_RECORDS TO PROCESS_:
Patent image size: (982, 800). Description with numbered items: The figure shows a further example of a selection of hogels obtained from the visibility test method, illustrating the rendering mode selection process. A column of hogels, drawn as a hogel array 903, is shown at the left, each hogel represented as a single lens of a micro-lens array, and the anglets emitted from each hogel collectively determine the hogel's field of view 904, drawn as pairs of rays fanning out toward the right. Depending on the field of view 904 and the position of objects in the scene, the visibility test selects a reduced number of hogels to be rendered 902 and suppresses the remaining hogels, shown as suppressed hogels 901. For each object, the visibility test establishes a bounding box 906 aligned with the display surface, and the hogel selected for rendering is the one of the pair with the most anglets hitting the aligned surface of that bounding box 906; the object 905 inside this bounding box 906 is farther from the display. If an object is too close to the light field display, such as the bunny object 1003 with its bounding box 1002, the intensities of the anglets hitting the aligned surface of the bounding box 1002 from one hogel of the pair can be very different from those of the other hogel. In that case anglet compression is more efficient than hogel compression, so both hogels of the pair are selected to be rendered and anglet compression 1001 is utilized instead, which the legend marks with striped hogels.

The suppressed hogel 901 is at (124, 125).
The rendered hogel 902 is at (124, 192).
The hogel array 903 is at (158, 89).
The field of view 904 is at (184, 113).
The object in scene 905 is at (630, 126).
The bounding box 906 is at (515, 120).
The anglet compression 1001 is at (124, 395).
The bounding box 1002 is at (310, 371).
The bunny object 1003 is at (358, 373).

_DESCRIPTION OF THE TASK_: Recast the rows above as a numbered list and leave out any blank lines.

_COMPLETE RESPONSE_:
1. Patent image size: (982, 800). Description with numbered items: The figure shows a further example of a selection of hogels obtained from the visibility test method, illustrating the rendering mode selection process. A column of hogels, drawn as a hogel array 903, is shown at the left, each hogel represented as a single lens of a micro-lens array, and the anglets emitted from each hogel collectively determine the hogel's field of view 904, drawn as pairs of rays fanning out toward the right. Depending on the field of view 904 and the position of objects in the scene, the visibility test selects a reduced number of hogels to be rendered 902 and suppresses the remaining hogels, shown as suppressed hogels 901. For each object, the visibility test establishes a bounding box 906 aligned with the display surface, and the hogel selected for rendering is the one of the pair with the most anglets hitting the aligned surface of that bounding box 906; the object 905 inside this bounding box 906 is farther from the display. If an object is too close to the light field display, such as the bunny object 1003 with its bounding box 1002, the intensities of the anglets hitting the aligned surface of the bounding box 1002 from one hogel of the pair can be very different from those of the other hogel. In that case anglet compression is more efficient than hogel compression, so both hogels of the pair are selected to be rendered and anglet compression 1001 is utilized instead, which the legend marks with striped hogels.
2. The suppressed hogel 901 is at (124, 125).
3. The rendered hogel 902 is at (124, 192).
4. The hogel array 903 is at (158, 89).
5. The field of view 904 is at (184, 113).
6. The object in scene 905 is at (630, 126).
7. The bounding box 906 is at (515, 120).
8. The anglet compression 1001 is at (124, 395).
9. The bounding box 1002 is at (310, 371).
10. The bunny object 1003 is at (358, 373).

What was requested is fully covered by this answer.